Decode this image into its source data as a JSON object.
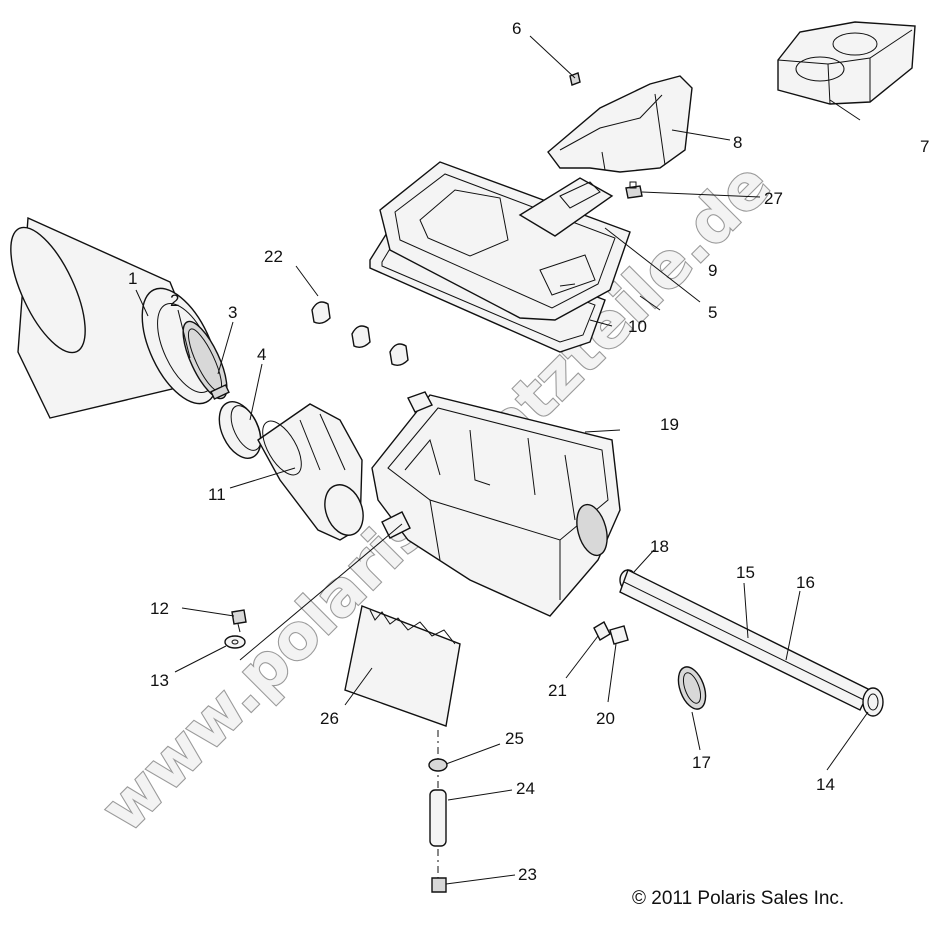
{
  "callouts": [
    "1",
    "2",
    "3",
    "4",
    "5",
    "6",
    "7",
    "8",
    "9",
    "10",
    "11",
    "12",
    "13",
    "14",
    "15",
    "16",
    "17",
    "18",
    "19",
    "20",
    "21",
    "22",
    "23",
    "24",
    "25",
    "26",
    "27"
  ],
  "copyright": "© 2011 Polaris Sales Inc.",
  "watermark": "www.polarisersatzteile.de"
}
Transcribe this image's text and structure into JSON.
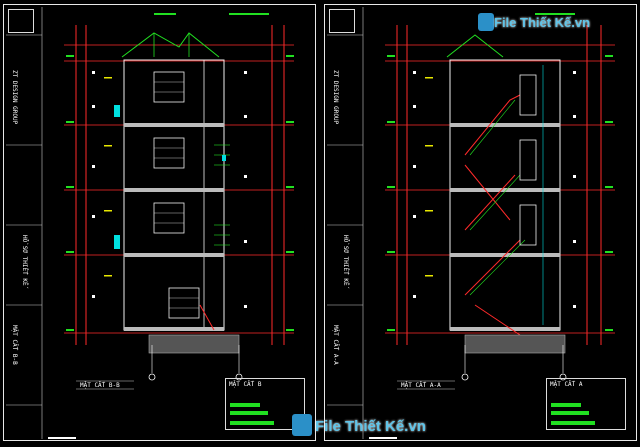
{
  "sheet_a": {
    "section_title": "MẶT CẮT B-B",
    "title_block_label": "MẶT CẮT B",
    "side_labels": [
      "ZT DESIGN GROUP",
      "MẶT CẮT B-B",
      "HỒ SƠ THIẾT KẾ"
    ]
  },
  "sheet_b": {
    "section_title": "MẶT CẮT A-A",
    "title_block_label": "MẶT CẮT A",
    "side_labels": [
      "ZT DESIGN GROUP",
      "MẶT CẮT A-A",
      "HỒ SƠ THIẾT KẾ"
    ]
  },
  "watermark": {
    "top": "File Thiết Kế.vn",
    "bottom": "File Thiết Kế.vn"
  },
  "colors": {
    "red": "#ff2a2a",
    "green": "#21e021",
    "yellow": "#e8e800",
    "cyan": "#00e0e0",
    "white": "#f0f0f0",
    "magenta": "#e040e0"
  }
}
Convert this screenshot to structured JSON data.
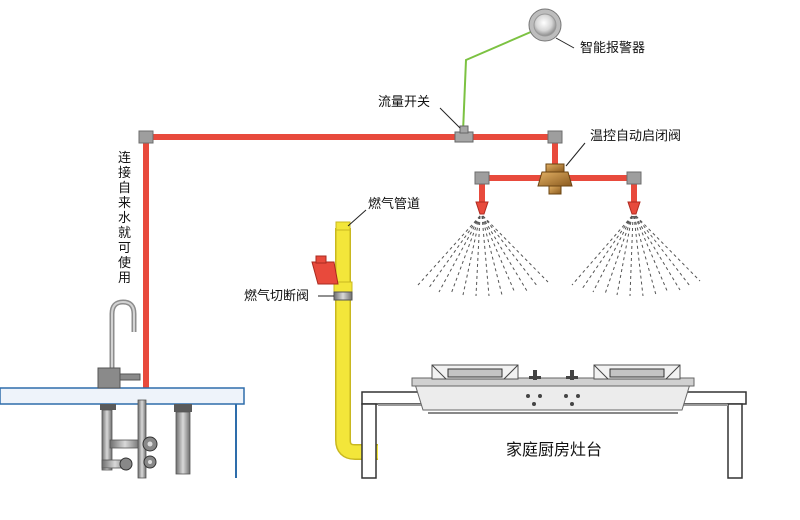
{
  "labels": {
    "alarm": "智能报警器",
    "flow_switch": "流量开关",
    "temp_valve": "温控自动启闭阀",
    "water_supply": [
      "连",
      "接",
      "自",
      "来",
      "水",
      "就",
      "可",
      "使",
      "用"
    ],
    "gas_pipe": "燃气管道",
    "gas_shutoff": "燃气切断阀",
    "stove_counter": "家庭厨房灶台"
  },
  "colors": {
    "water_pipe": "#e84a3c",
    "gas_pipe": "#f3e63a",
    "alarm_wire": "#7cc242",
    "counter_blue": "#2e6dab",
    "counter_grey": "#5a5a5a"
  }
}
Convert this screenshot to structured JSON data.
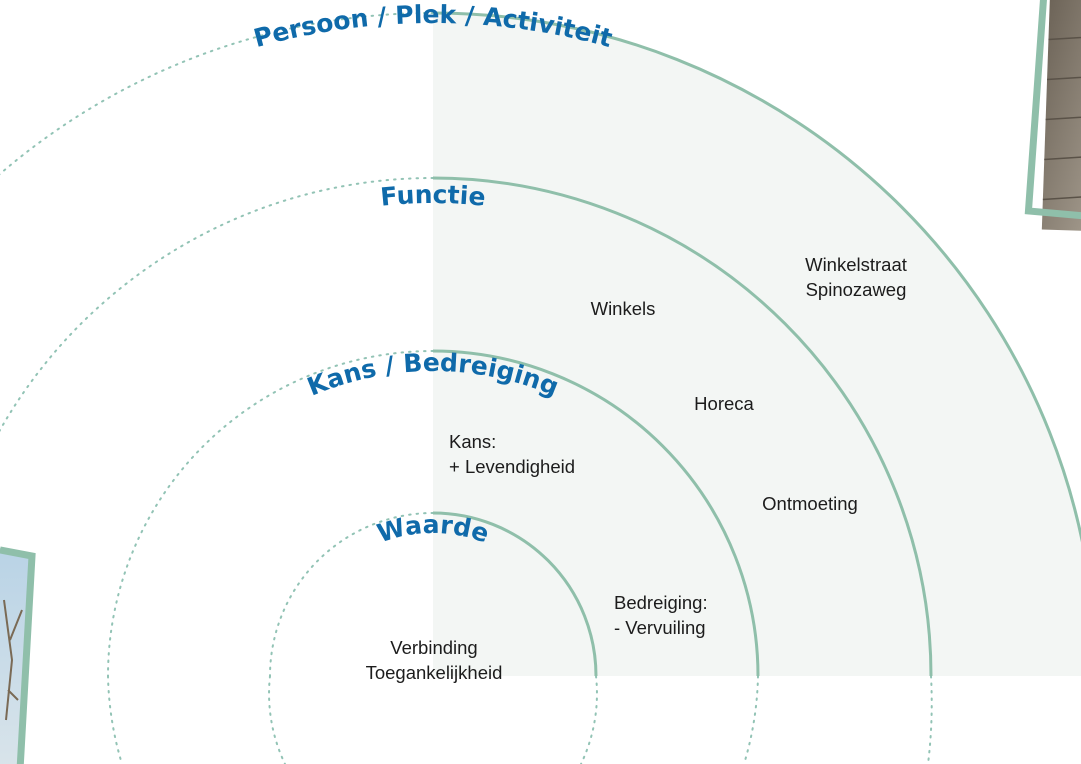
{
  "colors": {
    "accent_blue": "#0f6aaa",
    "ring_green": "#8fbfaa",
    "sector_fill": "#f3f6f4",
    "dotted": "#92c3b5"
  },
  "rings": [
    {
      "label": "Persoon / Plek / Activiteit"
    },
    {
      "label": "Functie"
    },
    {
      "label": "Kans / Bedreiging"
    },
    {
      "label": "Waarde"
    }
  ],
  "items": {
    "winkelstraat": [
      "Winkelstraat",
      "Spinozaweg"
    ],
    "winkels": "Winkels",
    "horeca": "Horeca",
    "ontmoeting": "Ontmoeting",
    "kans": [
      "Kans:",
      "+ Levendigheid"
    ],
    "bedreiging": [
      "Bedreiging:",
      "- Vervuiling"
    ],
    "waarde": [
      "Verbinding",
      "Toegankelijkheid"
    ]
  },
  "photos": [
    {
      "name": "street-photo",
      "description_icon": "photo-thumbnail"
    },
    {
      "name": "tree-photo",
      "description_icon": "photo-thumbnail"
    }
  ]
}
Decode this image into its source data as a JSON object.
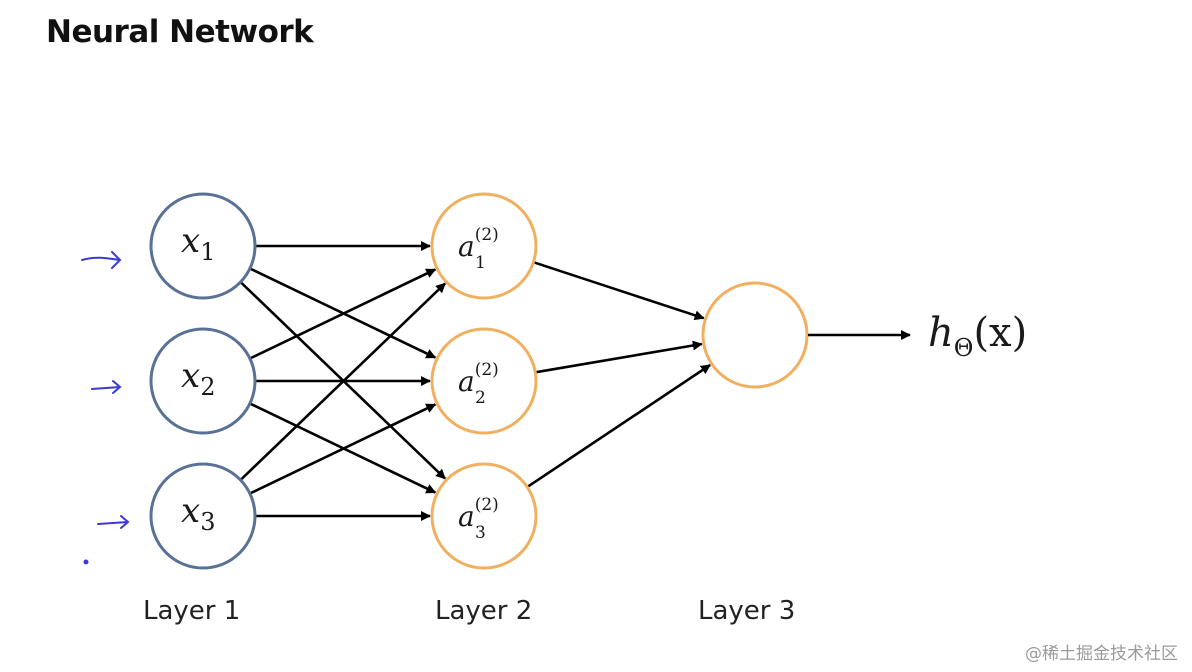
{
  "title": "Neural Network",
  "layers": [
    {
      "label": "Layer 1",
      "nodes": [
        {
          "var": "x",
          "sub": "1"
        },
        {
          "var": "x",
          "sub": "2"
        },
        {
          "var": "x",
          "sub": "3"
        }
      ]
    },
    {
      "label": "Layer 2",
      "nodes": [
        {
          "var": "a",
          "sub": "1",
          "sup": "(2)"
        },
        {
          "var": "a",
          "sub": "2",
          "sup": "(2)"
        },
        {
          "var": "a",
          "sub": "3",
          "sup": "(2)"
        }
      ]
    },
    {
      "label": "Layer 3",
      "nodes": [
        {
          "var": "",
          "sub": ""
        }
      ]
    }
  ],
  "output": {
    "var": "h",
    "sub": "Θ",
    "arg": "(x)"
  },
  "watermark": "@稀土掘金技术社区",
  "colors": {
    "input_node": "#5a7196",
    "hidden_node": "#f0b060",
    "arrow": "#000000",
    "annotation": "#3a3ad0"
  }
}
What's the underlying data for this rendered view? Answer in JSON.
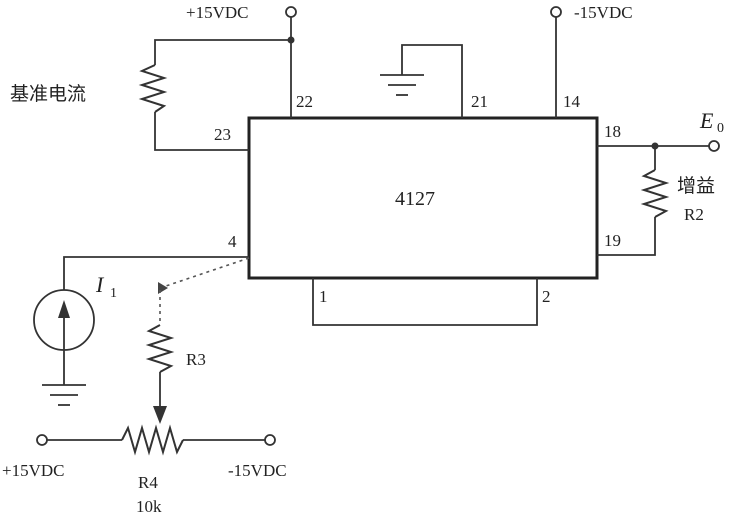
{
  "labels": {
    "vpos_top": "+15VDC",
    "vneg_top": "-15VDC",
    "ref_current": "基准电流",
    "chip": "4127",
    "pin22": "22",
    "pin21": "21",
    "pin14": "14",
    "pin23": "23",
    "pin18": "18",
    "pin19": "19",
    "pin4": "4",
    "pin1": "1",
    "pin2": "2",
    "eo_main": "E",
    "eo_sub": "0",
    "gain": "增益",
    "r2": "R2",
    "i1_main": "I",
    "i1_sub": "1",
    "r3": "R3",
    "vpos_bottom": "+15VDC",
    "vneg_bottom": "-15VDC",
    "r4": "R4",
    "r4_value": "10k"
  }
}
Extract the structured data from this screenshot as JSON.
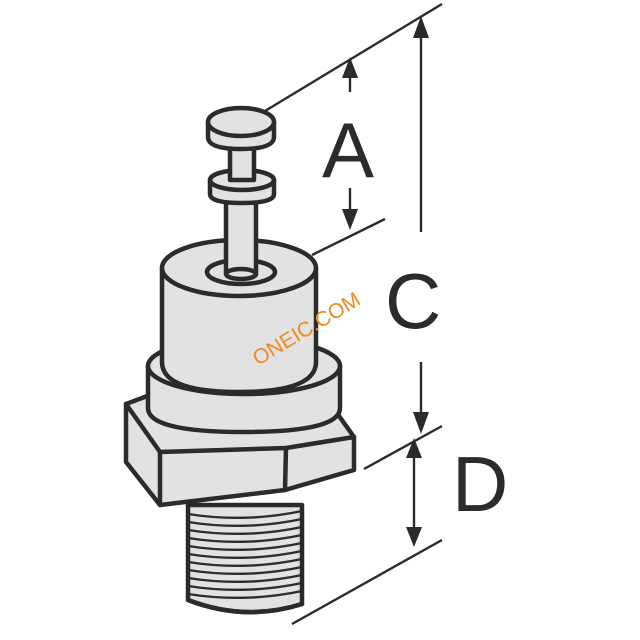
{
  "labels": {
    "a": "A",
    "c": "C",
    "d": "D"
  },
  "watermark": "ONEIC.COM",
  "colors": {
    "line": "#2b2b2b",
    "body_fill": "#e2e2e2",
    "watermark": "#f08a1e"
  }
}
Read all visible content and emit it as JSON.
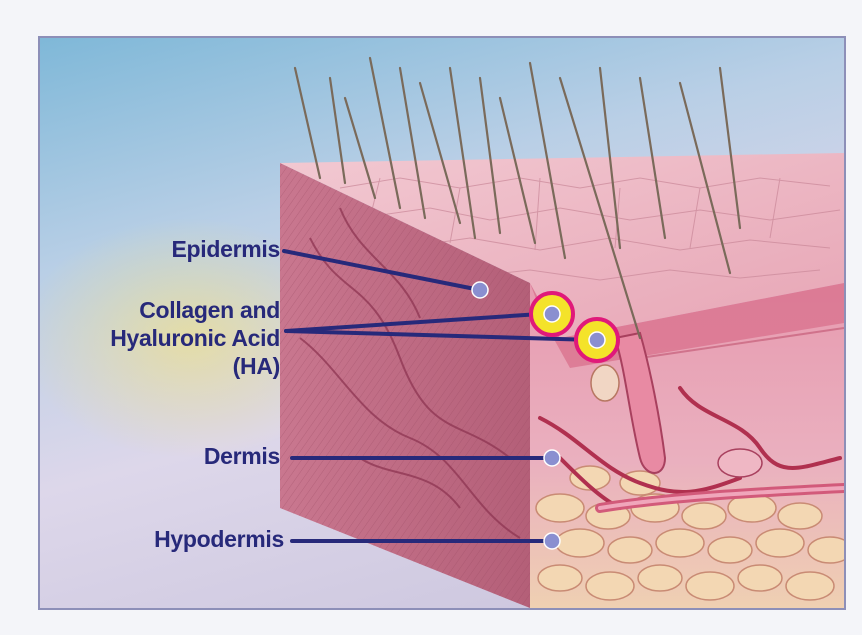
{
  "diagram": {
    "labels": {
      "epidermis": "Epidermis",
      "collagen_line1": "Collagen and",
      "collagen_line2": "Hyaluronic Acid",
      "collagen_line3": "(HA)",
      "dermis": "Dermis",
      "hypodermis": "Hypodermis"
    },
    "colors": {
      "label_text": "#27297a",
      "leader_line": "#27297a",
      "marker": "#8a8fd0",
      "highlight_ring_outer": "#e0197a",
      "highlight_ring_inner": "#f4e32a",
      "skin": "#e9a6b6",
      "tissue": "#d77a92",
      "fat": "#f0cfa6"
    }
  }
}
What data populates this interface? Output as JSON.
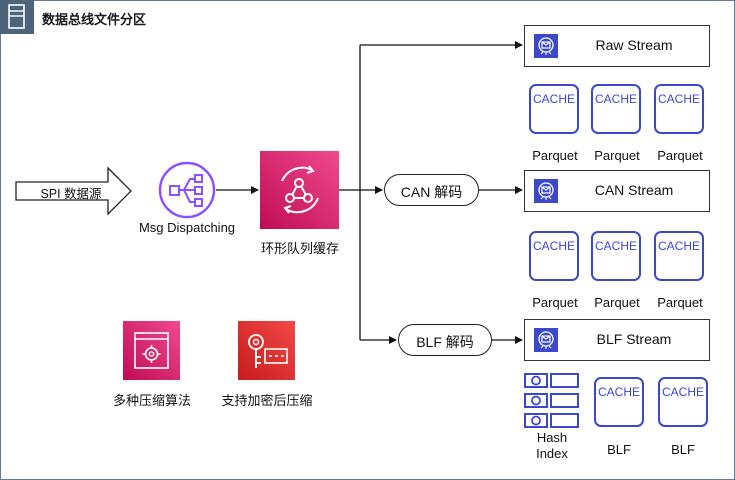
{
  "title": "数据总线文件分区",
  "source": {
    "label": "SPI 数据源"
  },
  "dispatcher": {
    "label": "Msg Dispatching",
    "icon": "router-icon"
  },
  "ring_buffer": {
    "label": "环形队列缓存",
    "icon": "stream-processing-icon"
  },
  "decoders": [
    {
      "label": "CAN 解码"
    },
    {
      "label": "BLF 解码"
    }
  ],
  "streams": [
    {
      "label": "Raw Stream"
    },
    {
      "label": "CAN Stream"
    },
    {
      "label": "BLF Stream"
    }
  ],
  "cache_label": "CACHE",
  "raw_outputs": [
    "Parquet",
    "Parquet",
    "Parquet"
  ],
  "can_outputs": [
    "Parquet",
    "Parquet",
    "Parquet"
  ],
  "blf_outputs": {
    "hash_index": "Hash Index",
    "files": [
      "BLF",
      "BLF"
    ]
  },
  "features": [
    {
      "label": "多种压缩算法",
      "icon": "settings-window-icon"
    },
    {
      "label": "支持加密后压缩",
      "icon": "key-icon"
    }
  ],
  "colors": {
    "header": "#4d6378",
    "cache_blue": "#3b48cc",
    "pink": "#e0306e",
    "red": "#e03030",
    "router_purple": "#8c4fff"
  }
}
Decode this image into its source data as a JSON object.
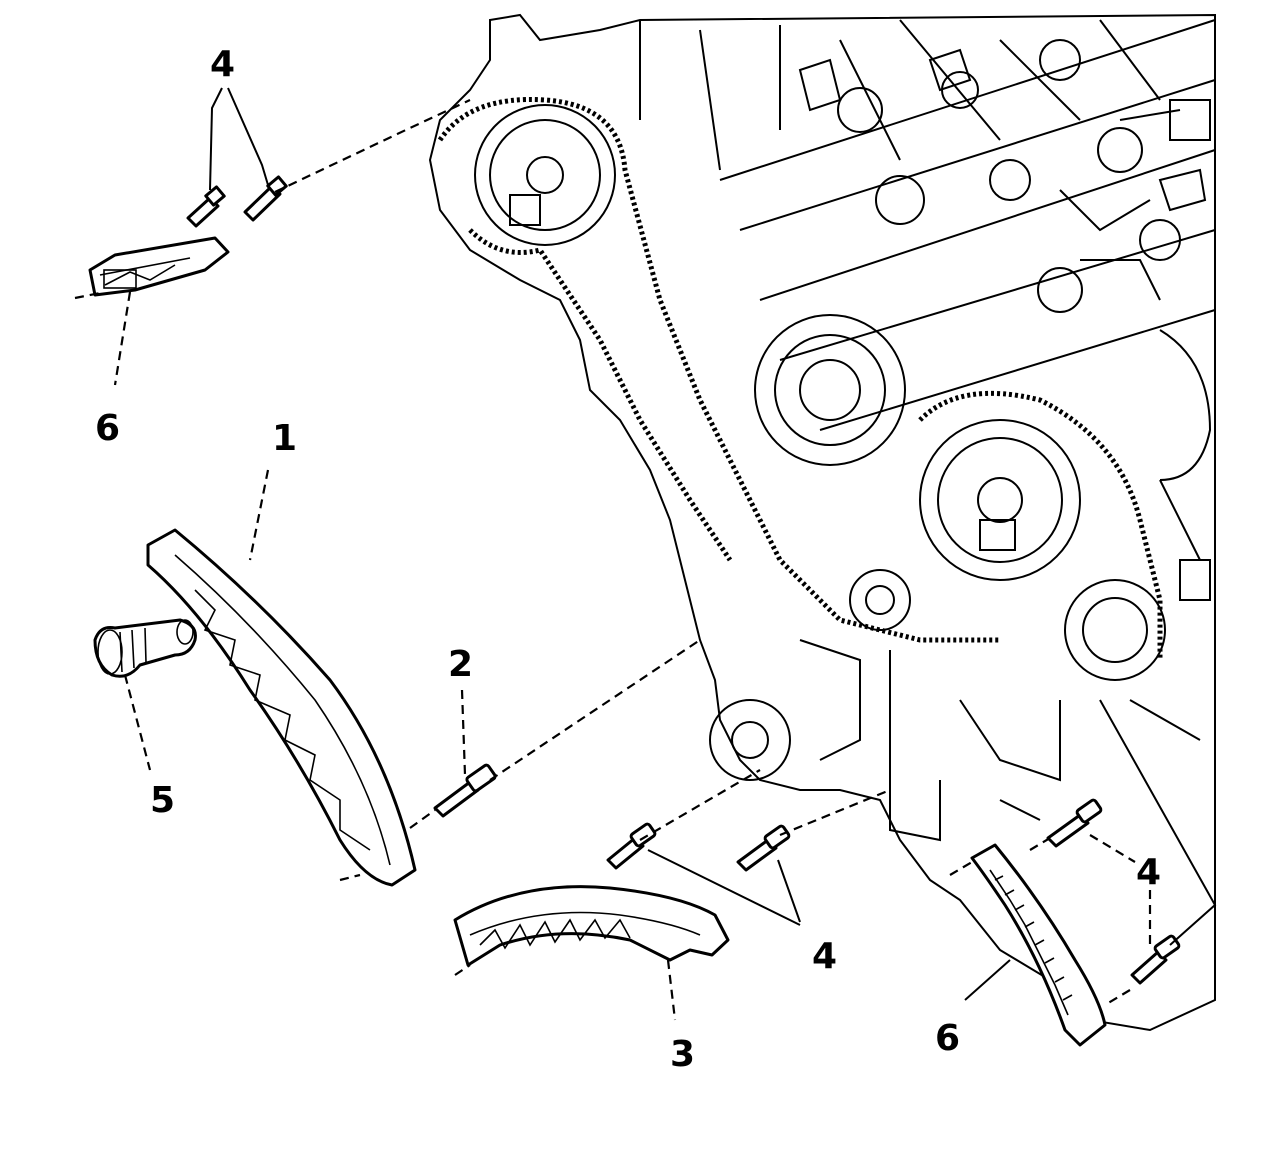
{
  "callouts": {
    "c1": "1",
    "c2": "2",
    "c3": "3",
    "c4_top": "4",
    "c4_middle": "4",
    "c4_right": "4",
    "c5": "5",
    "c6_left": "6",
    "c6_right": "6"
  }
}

○ ○ ○ ○

## Aim
Your task is to retype the lines running from the one that contains "What data populates" through the end of the records, and nothing else. Pictures are not part of the copy.

## The output
What data populates this interface? Output as JSON.
{
  "title": "数据总线文件分区",
  "source": {
    "label": "SPI 数据源"
  },
  "dispatcher": {
    "label": "Msg Dispatching",
    "icon": "router-icon"
  },
  "ring_buffer": {
    "label": "环形队列缓存",
    "icon": "stream-processing-icon"
  },
  "decoders": [
    {
      "label": "CAN 解码"
    },
    {
      "label": "BLF 解码"
    }
  ],
  "streams": [
    {
      "label": "Raw Stream"
    },
    {
      "label": "CAN Stream"
    },
    {
      "label": "BLF Stream"
    }
  ],
  "cache_label": "CACHE",
  "raw_outputs": [
    "Parquet",
    "Parquet",
    "Parquet"
  ],
  "can_outputs": [
    "Parquet",
    "Parquet",
    "Parquet"
  ],
  "blf_outputs": {
    "hash_index": "Hash Index",
    "files": [
      "BLF",
      "BLF"
    ]
  },
  "features": [
    {
      "label": "多种压缩算法",
      "icon": "settings-window-icon"
    },
    {
      "label": "支持加密后压缩",
      "icon": "key-icon"
    }
  ],
  "colors": {
    "header": "#4d6378",
    "cache_blue": "#3b48cc",
    "pink": "#e0306e",
    "red": "#e03030",
    "router_purple": "#8c4fff"
  }
}
Decode this image into its source data as a JSON object.
{
  "callouts": {
    "c1": "1",
    "c2": "2",
    "c3": "3",
    "c4_top": "4",
    "c4_middle": "4",
    "c4_right": "4",
    "c5": "5",
    "c6_left": "6",
    "c6_right": "6"
  }
}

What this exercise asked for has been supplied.